*INSTRUCTIONS TO FOLLOW*.
Keep only the lines of the listing that include the word "надзора", and copy them.

*RECORD EXCERPTS*.
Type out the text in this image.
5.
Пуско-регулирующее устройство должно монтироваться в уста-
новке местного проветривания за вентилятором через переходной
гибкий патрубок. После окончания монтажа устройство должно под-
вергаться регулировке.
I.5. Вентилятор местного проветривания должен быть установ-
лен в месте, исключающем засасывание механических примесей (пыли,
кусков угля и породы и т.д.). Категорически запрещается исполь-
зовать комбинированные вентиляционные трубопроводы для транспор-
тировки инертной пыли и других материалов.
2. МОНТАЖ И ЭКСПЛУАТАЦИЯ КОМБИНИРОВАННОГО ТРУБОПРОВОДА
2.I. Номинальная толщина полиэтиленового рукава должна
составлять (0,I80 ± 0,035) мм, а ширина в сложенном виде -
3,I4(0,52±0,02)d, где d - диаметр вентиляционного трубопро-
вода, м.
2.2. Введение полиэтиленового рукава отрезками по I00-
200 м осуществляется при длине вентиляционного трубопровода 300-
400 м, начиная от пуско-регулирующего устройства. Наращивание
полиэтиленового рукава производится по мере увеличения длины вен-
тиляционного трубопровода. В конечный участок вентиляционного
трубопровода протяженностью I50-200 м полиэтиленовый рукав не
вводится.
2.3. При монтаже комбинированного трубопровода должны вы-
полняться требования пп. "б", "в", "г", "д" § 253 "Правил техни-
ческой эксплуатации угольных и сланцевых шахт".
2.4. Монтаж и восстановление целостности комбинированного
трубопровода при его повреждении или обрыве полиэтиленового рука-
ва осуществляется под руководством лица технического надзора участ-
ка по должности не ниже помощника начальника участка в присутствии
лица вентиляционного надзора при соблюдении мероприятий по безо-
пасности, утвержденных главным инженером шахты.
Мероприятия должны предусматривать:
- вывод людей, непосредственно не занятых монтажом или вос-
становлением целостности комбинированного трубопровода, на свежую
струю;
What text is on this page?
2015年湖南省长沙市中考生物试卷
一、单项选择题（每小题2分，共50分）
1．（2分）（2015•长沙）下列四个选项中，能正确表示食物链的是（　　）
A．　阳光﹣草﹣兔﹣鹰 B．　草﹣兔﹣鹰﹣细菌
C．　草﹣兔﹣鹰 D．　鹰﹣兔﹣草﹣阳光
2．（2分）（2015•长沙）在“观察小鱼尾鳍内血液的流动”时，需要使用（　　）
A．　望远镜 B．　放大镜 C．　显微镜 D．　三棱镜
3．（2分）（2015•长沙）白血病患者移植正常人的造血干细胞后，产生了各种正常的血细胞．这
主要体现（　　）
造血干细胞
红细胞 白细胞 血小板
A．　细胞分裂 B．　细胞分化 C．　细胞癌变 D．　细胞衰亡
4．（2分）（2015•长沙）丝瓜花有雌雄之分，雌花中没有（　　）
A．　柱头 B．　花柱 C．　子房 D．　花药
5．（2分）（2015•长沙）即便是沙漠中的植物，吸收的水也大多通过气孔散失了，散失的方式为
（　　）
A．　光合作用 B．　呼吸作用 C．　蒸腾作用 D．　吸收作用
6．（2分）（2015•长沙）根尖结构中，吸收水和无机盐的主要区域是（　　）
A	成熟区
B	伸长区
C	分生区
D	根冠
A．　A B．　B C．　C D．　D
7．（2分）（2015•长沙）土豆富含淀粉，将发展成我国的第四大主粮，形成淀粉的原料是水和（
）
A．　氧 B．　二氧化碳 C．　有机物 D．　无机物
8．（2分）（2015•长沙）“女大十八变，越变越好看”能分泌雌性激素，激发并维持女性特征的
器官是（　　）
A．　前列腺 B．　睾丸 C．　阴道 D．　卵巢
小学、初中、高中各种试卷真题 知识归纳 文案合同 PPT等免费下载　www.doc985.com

*THE OUTPUT*.
ва осуществляется под руководством лица технического надзора участ-
лица вентиляционного надзора при соблюдении мероприятий по безо-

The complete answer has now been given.